Records about charts and figures:
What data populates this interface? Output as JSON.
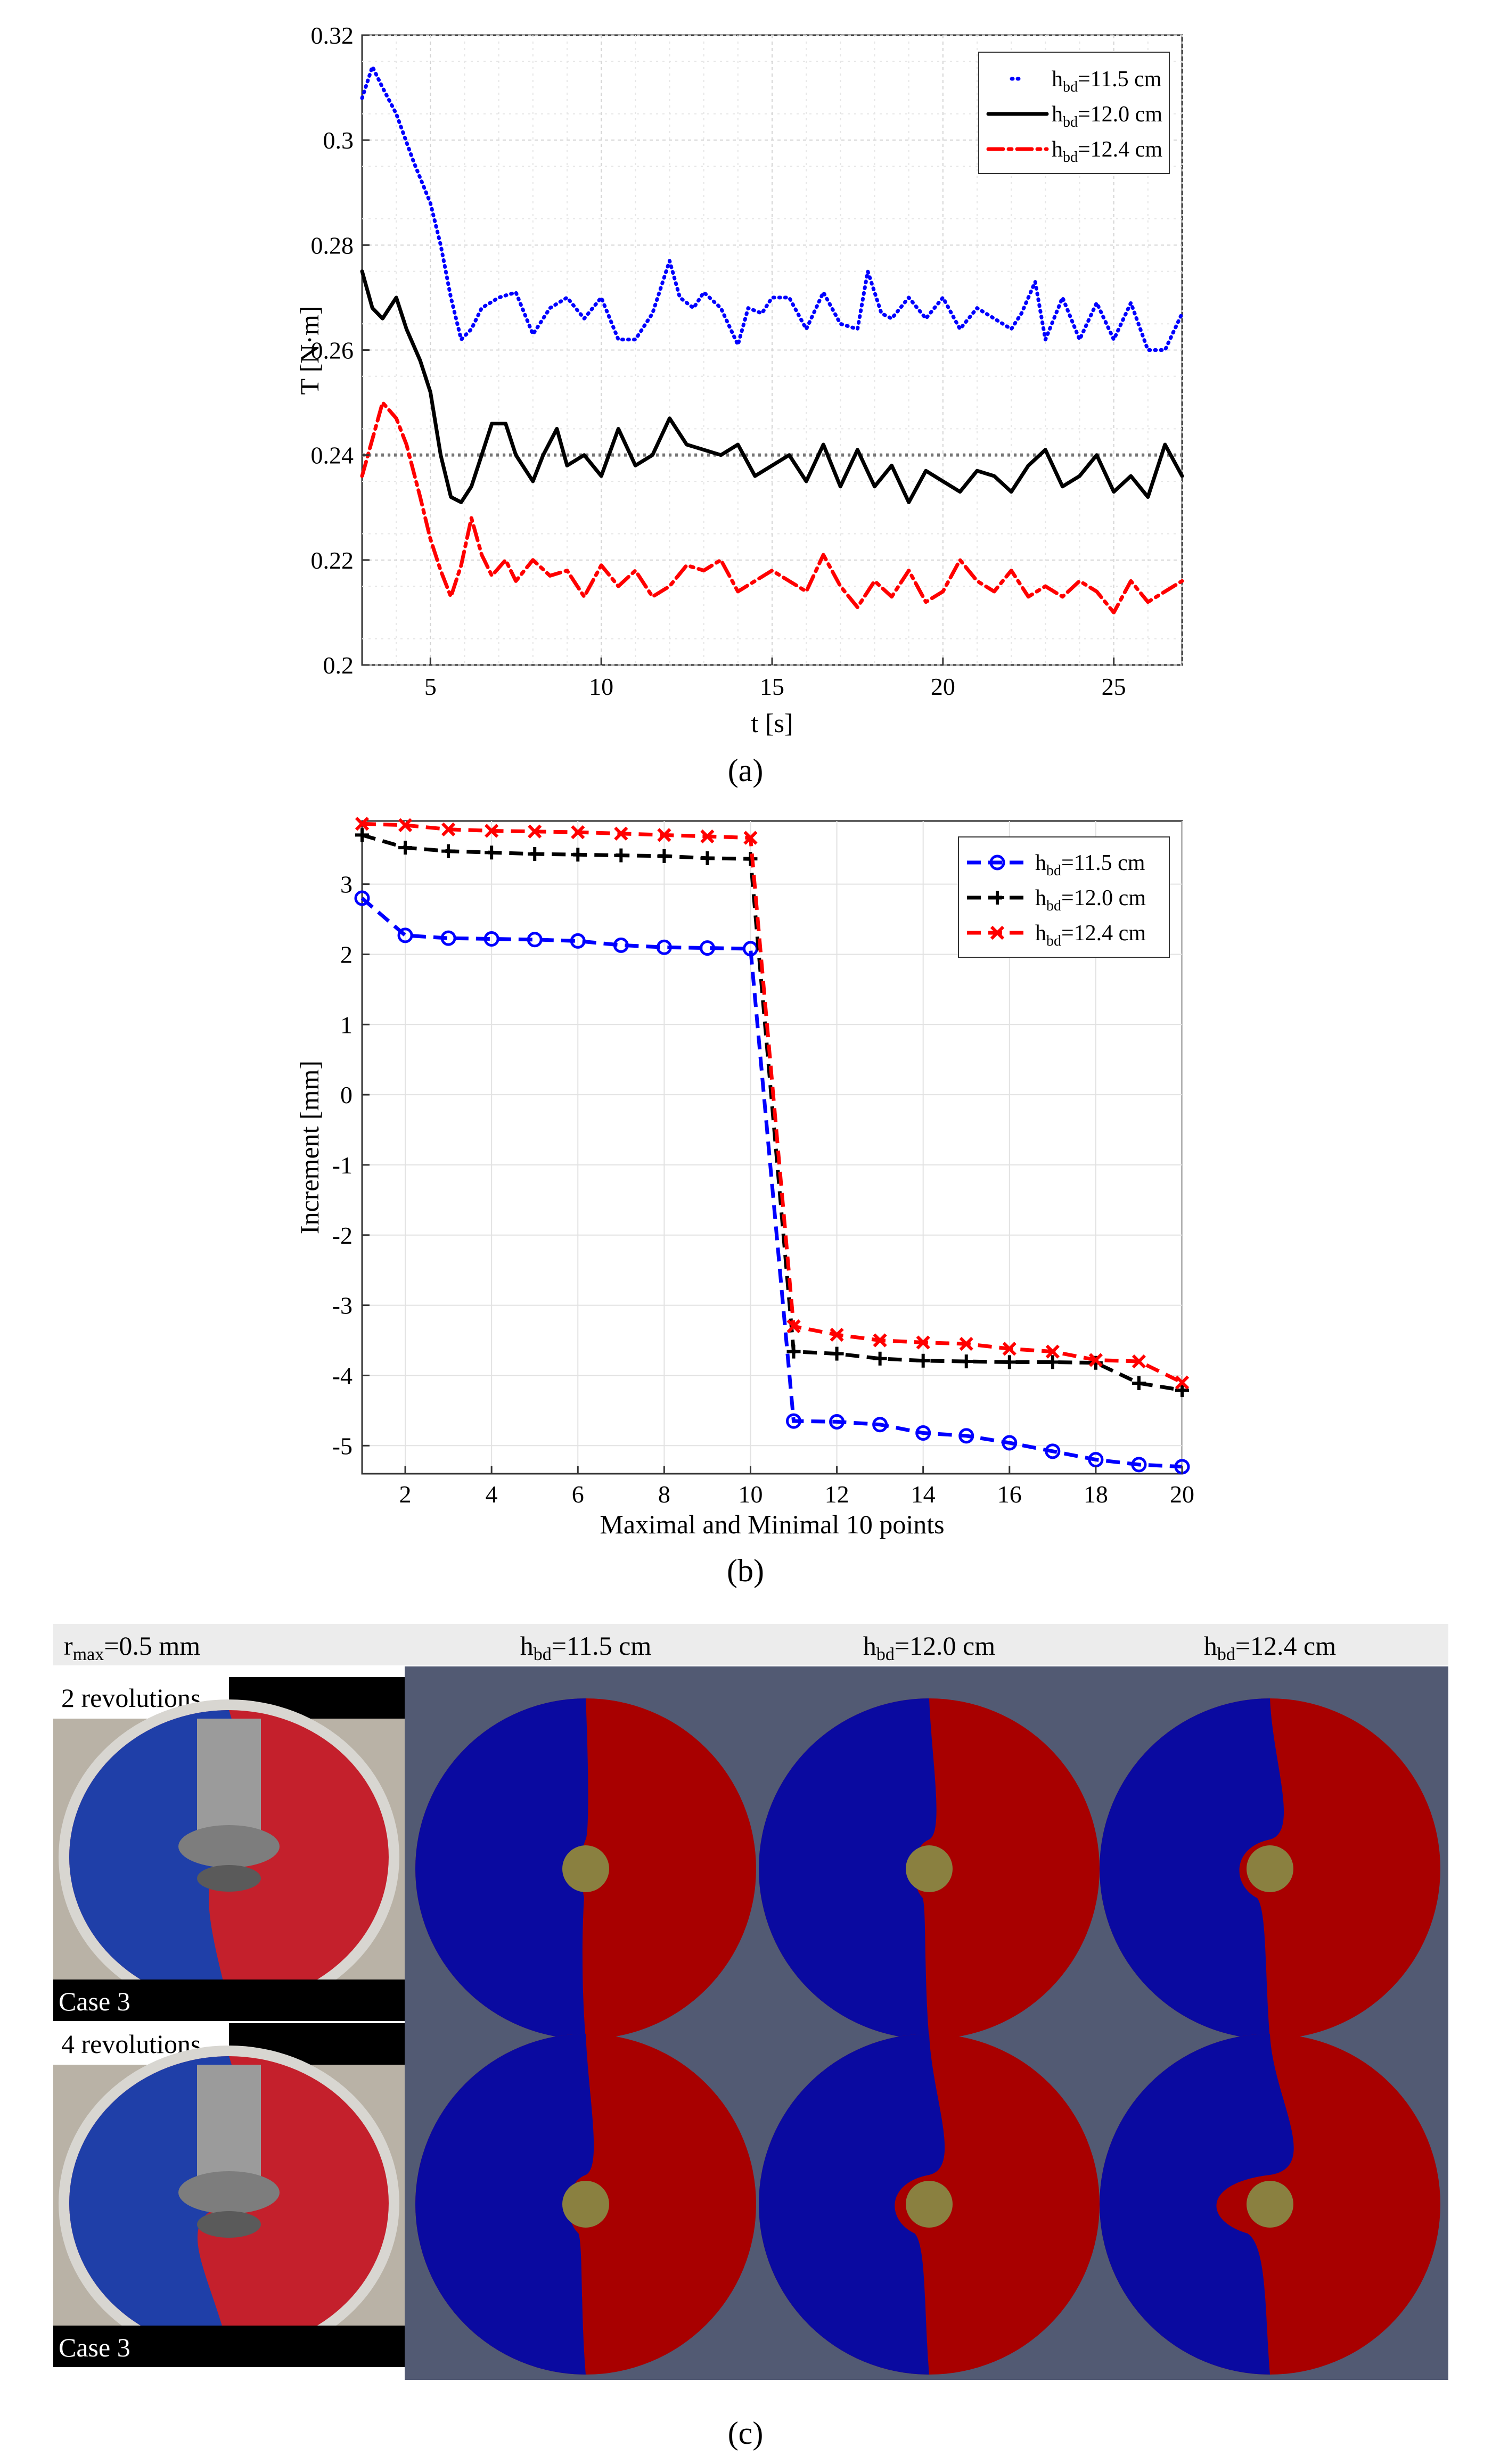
{
  "chart_data": [
    {
      "type": "line",
      "panel_label": "(a)",
      "xlabel": "t [s]",
      "ylabel": "T [N·m]",
      "xlim": [
        3,
        27
      ],
      "ylim": [
        0.2,
        0.32
      ],
      "xticks": [
        5,
        10,
        15,
        20,
        25
      ],
      "yticks": [
        0.2,
        0.22,
        0.24,
        0.26,
        0.28,
        0.3,
        0.32
      ],
      "grid": true,
      "legend_position": "top-right",
      "reference_line": 0.24,
      "series": [
        {
          "name_base": "h",
          "name_sub": "bd",
          "name_rest": "=11.5 cm",
          "style": "dotted",
          "color": "#0000ff",
          "x": [
            3,
            3.3,
            3.6,
            4,
            4.5,
            5,
            5.3,
            5.6,
            5.9,
            6.2,
            6.5,
            7,
            7.5,
            8,
            8.5,
            9,
            9.5,
            10,
            10.5,
            11,
            11.5,
            12,
            12.3,
            12.7,
            13,
            13.5,
            14,
            14.3,
            14.7,
            15,
            15.5,
            16,
            16.5,
            17,
            17.5,
            17.8,
            18.2,
            18.5,
            19,
            19.5,
            20,
            20.5,
            21,
            21.5,
            22,
            22.3,
            22.7,
            23,
            23.5,
            24,
            24.5,
            25,
            25.5,
            26,
            26.5,
            27
          ],
          "y": [
            0.308,
            0.314,
            0.31,
            0.305,
            0.296,
            0.288,
            0.28,
            0.27,
            0.262,
            0.264,
            0.268,
            0.27,
            0.271,
            0.263,
            0.268,
            0.27,
            0.266,
            0.27,
            0.262,
            0.262,
            0.267,
            0.277,
            0.27,
            0.268,
            0.271,
            0.268,
            0.261,
            0.268,
            0.267,
            0.27,
            0.27,
            0.264,
            0.271,
            0.265,
            0.264,
            0.275,
            0.267,
            0.266,
            0.27,
            0.266,
            0.27,
            0.264,
            0.268,
            0.266,
            0.264,
            0.267,
            0.273,
            0.262,
            0.27,
            0.262,
            0.269,
            0.262,
            0.269,
            0.26,
            0.26,
            0.267
          ]
        },
        {
          "name_base": "h",
          "name_sub": "bd",
          "name_rest": "=12.0 cm",
          "style": "solid",
          "color": "#000000",
          "x": [
            3,
            3.3,
            3.6,
            4,
            4.3,
            4.7,
            5,
            5.3,
            5.6,
            5.9,
            6.2,
            6.5,
            6.8,
            7.2,
            7.5,
            8,
            8.3,
            8.7,
            9,
            9.5,
            10,
            10.5,
            11,
            11.5,
            12,
            12.5,
            13,
            13.5,
            14,
            14.5,
            15,
            15.5,
            16,
            16.5,
            17,
            17.5,
            18,
            18.5,
            19,
            19.5,
            20,
            20.5,
            21,
            21.5,
            22,
            22.5,
            23,
            23.5,
            24,
            24.5,
            25,
            25.5,
            26,
            26.5,
            27
          ],
          "y": [
            0.275,
            0.268,
            0.266,
            0.27,
            0.264,
            0.258,
            0.252,
            0.24,
            0.232,
            0.231,
            0.234,
            0.24,
            0.246,
            0.246,
            0.24,
            0.235,
            0.24,
            0.245,
            0.238,
            0.24,
            0.236,
            0.245,
            0.238,
            0.24,
            0.247,
            0.242,
            0.241,
            0.24,
            0.242,
            0.236,
            0.238,
            0.24,
            0.235,
            0.242,
            0.234,
            0.241,
            0.234,
            0.238,
            0.231,
            0.237,
            0.235,
            0.233,
            0.237,
            0.236,
            0.233,
            0.238,
            0.241,
            0.234,
            0.236,
            0.24,
            0.233,
            0.236,
            0.232,
            0.242,
            0.236
          ]
        },
        {
          "name_base": "h",
          "name_sub": "bd",
          "name_rest": "=12.4 cm",
          "style": "dashdot",
          "color": "#ff0000",
          "x": [
            3,
            3.3,
            3.6,
            4,
            4.3,
            4.7,
            5,
            5.3,
            5.6,
            5.9,
            6.2,
            6.5,
            6.8,
            7.2,
            7.5,
            8,
            8.5,
            9,
            9.5,
            10,
            10.5,
            11,
            11.5,
            12,
            12.5,
            13,
            13.5,
            14,
            14.5,
            15,
            15.5,
            16,
            16.5,
            17,
            17.5,
            18,
            18.5,
            19,
            19.5,
            20,
            20.5,
            21,
            21.5,
            22,
            22.5,
            23,
            23.5,
            24,
            24.5,
            25,
            25.5,
            26,
            26.5,
            27
          ],
          "y": [
            0.236,
            0.243,
            0.25,
            0.247,
            0.242,
            0.232,
            0.224,
            0.218,
            0.213,
            0.219,
            0.228,
            0.221,
            0.217,
            0.22,
            0.216,
            0.22,
            0.217,
            0.218,
            0.213,
            0.219,
            0.215,
            0.218,
            0.213,
            0.215,
            0.219,
            0.218,
            0.22,
            0.214,
            0.216,
            0.218,
            0.216,
            0.214,
            0.221,
            0.215,
            0.211,
            0.216,
            0.213,
            0.218,
            0.212,
            0.214,
            0.22,
            0.216,
            0.214,
            0.218,
            0.213,
            0.215,
            0.213,
            0.216,
            0.214,
            0.21,
            0.216,
            0.212,
            0.214,
            0.216
          ]
        }
      ]
    },
    {
      "type": "line",
      "panel_label": "(b)",
      "xlabel": "Maximal and Minimal 10 points",
      "ylabel": "Increment [mm]",
      "xlim": [
        1,
        20
      ],
      "ylim": [
        -5.4,
        3.9
      ],
      "xticks": [
        2,
        4,
        6,
        8,
        10,
        12,
        14,
        16,
        18,
        20
      ],
      "yticks": [
        -5,
        -4,
        -3,
        -2,
        -1,
        0,
        1,
        2,
        3
      ],
      "grid": true,
      "legend_position": "top-right",
      "x": [
        1,
        2,
        3,
        4,
        5,
        6,
        7,
        8,
        9,
        10,
        11,
        12,
        13,
        14,
        15,
        16,
        17,
        18,
        19,
        20
      ],
      "series": [
        {
          "name_base": "h",
          "name_sub": "bd",
          "name_rest": "=11.5 cm",
          "marker": "o",
          "color": "#0000ff",
          "values": [
            2.8,
            2.27,
            2.23,
            2.22,
            2.21,
            2.19,
            2.13,
            2.1,
            2.09,
            2.08,
            -4.65,
            -4.66,
            -4.7,
            -4.82,
            -4.86,
            -4.96,
            -5.08,
            -5.2,
            -5.27,
            -5.3
          ]
        },
        {
          "name_base": "h",
          "name_sub": "bd",
          "name_rest": "=12.0 cm",
          "marker": "+",
          "color": "#000000",
          "values": [
            3.7,
            3.52,
            3.47,
            3.45,
            3.43,
            3.42,
            3.41,
            3.4,
            3.37,
            3.36,
            -3.66,
            -3.69,
            -3.76,
            -3.79,
            -3.8,
            -3.81,
            -3.81,
            -3.82,
            -4.11,
            -4.21
          ]
        },
        {
          "name_base": "h",
          "name_sub": "bd",
          "name_rest": "=12.4 cm",
          "marker": "x",
          "color": "#ff0000",
          "values": [
            3.86,
            3.84,
            3.78,
            3.76,
            3.75,
            3.74,
            3.72,
            3.7,
            3.68,
            3.66,
            -3.3,
            -3.42,
            -3.5,
            -3.53,
            -3.55,
            -3.62,
            -3.66,
            -3.78,
            -3.8,
            -4.1
          ]
        }
      ]
    }
  ],
  "panel_c": {
    "label": "(c)",
    "header_base": "r",
    "header_sub": "max",
    "header_rest": "=0.5 mm",
    "columns": [
      {
        "base": "h",
        "sub": "bd",
        "rest": "=11.5 cm"
      },
      {
        "base": "h",
        "sub": "bd",
        "rest": "=12.0 cm"
      },
      {
        "base": "h",
        "sub": "bd",
        "rest": "=12.4 cm"
      }
    ],
    "rows": [
      {
        "label": "2 revolutions",
        "caption": "Case 3"
      },
      {
        "label": "4 revolutions",
        "caption": "Case 3"
      }
    ],
    "colors": {
      "background": "#525a73",
      "blue_sand": "#0a0aa0",
      "red_sand": "#a80000",
      "shaft": "#8a8040",
      "header_bg": "#ececec"
    }
  }
}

Exercise requirements: Your answer should be a single number: the count of lines in the material above that contain "style".

Output: 3